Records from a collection
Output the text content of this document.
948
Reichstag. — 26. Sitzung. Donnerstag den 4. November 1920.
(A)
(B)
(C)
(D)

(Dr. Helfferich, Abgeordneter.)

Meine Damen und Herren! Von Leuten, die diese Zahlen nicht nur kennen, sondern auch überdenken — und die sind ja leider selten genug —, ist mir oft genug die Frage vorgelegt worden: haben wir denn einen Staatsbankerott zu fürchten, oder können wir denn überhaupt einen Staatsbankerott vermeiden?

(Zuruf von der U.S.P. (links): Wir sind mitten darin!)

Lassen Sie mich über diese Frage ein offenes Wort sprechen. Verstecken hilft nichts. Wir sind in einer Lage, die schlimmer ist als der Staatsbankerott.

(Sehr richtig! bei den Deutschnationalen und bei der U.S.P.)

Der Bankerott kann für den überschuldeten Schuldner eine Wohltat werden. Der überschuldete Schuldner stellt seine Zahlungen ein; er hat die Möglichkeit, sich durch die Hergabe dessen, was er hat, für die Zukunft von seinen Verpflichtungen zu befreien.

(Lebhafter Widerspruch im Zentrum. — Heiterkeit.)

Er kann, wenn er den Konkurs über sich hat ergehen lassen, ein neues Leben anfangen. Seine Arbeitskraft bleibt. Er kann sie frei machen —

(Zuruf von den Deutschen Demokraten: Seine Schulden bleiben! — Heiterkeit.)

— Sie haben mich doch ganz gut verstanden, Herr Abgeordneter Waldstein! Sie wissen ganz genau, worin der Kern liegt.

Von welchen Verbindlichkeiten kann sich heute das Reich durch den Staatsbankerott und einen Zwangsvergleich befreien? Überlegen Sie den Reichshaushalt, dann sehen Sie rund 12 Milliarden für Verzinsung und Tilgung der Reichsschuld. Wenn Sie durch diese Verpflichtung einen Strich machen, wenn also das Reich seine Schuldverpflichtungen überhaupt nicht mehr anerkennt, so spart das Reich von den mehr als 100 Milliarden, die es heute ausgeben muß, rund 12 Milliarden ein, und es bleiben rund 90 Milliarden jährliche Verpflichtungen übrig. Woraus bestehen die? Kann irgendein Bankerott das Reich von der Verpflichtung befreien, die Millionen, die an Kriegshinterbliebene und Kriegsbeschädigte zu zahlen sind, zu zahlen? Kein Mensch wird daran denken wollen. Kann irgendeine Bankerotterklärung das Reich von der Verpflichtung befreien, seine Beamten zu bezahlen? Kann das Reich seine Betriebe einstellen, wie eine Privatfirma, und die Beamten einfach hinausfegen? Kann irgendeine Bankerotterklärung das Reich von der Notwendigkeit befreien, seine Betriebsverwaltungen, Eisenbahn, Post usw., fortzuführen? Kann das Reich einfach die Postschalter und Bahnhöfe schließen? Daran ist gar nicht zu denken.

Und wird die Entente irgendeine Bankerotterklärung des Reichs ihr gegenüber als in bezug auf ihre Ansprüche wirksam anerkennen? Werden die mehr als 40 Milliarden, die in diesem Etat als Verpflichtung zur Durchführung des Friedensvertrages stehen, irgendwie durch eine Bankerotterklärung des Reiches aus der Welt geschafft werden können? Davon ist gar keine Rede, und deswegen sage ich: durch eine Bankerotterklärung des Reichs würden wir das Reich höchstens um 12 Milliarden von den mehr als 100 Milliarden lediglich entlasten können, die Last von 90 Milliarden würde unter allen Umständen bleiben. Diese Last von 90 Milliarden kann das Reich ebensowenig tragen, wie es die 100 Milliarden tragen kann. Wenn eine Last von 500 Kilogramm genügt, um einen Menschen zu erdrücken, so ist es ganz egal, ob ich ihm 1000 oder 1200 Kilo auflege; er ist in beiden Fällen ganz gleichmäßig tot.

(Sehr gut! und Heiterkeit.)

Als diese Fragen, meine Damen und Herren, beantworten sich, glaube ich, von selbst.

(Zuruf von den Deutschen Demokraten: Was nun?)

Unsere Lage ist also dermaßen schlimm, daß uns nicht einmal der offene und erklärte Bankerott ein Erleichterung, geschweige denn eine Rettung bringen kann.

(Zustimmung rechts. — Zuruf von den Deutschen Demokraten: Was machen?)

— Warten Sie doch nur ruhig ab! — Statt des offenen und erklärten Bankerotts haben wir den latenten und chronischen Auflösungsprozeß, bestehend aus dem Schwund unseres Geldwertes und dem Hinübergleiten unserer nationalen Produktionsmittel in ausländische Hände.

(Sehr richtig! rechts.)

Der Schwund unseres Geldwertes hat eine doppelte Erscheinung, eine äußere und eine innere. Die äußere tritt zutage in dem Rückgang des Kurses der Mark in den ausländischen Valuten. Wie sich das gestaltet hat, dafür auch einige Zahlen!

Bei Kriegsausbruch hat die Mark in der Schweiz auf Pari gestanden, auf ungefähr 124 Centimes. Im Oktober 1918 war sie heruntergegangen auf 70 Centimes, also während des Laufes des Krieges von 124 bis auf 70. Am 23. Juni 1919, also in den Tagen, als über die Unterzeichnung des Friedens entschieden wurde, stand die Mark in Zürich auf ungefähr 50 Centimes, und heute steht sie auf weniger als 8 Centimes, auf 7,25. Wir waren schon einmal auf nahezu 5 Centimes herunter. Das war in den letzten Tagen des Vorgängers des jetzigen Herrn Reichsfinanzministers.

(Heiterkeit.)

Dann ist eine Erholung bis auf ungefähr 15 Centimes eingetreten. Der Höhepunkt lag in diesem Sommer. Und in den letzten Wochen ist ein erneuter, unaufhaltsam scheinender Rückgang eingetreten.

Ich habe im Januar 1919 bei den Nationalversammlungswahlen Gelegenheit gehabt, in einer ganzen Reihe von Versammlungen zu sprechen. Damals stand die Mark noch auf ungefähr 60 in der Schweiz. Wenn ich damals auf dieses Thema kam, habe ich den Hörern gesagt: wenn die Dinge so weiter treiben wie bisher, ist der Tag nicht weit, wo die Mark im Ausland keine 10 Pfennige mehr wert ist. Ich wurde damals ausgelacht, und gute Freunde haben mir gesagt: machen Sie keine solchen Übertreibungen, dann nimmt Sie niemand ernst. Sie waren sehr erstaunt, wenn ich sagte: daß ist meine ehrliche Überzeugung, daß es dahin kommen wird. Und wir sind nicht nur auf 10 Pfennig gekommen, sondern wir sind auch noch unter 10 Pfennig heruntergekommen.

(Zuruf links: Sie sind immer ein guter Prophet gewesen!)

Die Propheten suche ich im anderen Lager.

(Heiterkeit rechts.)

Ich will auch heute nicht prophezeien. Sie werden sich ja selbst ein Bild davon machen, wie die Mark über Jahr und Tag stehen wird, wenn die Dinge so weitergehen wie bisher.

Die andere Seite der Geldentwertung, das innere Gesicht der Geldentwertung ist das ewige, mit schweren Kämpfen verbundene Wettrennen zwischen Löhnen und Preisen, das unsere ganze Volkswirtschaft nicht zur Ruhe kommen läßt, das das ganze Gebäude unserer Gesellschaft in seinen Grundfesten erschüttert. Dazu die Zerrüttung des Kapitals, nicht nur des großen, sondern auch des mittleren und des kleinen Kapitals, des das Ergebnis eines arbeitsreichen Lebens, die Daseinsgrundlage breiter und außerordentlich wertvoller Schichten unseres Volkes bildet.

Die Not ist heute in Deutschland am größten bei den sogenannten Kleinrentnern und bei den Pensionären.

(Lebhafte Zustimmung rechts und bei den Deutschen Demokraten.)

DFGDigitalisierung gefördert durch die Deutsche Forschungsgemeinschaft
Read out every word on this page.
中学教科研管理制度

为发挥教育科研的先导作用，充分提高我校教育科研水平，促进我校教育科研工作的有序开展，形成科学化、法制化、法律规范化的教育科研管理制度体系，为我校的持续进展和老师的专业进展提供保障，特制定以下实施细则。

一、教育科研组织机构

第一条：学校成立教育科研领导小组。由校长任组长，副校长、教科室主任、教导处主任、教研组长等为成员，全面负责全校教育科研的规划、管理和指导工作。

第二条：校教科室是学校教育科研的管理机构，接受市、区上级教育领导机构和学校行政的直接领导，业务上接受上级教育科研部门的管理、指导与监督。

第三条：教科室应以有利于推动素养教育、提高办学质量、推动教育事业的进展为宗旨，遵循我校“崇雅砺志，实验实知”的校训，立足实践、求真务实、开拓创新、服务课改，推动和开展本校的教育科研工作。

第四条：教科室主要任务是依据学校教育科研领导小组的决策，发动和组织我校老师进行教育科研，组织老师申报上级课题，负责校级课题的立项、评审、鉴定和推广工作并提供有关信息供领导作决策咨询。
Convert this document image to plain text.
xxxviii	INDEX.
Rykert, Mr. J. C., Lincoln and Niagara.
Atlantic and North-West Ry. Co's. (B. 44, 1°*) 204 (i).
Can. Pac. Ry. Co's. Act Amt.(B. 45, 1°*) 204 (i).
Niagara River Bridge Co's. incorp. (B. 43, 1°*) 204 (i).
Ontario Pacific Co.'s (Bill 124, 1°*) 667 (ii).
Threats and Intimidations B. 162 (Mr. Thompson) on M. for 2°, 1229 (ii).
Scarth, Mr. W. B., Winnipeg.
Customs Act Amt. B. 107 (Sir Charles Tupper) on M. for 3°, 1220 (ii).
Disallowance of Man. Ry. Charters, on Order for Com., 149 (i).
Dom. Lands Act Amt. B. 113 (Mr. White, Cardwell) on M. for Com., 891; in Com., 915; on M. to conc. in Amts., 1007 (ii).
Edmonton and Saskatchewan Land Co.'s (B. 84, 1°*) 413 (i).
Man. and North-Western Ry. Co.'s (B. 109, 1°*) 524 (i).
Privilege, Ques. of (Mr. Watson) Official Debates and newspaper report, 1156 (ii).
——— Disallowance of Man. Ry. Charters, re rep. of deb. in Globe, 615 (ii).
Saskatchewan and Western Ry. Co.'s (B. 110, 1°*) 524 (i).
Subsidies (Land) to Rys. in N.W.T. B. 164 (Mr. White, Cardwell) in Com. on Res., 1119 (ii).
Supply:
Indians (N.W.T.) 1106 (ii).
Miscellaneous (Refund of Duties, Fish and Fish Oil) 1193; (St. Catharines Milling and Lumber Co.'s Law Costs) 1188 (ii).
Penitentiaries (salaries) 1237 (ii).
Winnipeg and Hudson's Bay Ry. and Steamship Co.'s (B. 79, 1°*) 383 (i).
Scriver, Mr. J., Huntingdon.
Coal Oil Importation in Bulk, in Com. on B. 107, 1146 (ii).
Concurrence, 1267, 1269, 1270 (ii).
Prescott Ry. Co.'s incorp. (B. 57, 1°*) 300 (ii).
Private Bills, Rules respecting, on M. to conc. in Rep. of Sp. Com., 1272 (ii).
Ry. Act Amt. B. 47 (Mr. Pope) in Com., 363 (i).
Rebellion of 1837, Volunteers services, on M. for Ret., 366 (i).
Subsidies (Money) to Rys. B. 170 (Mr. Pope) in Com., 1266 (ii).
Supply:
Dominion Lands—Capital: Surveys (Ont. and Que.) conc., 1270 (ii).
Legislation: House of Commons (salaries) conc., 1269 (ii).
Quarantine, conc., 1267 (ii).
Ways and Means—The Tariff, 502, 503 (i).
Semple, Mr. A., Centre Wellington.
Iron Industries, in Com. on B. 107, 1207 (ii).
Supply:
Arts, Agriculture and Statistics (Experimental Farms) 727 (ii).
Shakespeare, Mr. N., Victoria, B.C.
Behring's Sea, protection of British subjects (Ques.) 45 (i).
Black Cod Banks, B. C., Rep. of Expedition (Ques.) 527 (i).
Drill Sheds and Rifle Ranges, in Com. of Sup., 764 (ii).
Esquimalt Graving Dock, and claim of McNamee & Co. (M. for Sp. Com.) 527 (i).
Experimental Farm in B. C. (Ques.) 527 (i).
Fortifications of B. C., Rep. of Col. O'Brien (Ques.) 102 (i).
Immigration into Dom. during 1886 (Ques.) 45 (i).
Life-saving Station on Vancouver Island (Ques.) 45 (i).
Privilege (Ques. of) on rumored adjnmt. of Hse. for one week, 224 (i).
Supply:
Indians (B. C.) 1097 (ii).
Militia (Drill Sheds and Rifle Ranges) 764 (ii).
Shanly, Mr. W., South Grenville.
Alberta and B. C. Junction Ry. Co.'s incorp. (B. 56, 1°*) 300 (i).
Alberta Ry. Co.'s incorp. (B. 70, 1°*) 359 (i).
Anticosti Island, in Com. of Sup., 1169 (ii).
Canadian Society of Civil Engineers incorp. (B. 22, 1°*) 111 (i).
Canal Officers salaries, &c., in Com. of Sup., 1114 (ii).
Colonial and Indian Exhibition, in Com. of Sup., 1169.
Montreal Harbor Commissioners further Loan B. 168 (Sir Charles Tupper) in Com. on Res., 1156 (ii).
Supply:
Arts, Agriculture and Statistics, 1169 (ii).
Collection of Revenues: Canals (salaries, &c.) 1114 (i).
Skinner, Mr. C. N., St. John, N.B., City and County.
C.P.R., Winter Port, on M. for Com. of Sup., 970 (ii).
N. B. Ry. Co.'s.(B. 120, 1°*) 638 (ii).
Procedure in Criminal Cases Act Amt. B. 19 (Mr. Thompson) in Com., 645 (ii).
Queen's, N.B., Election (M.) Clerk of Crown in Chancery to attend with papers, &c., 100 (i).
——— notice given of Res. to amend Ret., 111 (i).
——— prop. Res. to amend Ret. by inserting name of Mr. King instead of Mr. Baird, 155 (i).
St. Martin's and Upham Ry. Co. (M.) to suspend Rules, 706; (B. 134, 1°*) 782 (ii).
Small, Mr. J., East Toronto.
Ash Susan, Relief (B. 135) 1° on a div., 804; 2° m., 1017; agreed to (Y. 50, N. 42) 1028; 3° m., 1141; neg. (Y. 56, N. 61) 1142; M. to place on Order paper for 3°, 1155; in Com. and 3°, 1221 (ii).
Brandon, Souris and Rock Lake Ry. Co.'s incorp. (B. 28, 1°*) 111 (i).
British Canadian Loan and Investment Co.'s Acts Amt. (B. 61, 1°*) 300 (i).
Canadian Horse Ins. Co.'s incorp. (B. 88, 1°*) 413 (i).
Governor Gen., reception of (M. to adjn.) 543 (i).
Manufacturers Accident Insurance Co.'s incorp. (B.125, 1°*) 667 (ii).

• To do:
In the records above, find each line holding "unserer" and copy it.

• Solution for this problem:
— Warten Sie doch nur ruhig ab! — Statt des offenen und erklärten Bankerotts haben wir den latenten und chronischen Auflösungsprozeß, bestehend aus dem Schwund unseres Geldwertes und dem Hinübergleiten unserer nationalen Produktionsmittel in ausländische Hände.
Die andere Seite der Geldentwertung, das innere Gesicht der Geldentwertung ist das ewige, mit schweren Kämpfen verbundene Wettrennen zwischen Löhnen und Preisen, das unsere ganze Volkswirtschaft nicht zur Ruhe kommen läßt, das das ganze Gebäude unserer Gesellschaft in seinen Grundfesten erschüttert. Dazu die Zerrüttung des Kapitals, nicht nur des großen, sondern auch des mittleren und des kleinen Kapitals, des das Ergebnis eines arbeitsreichen Lebens, die Daseinsgrundlage breiter und außerordentlich wertvoller Schichten unseres Volkes bildet.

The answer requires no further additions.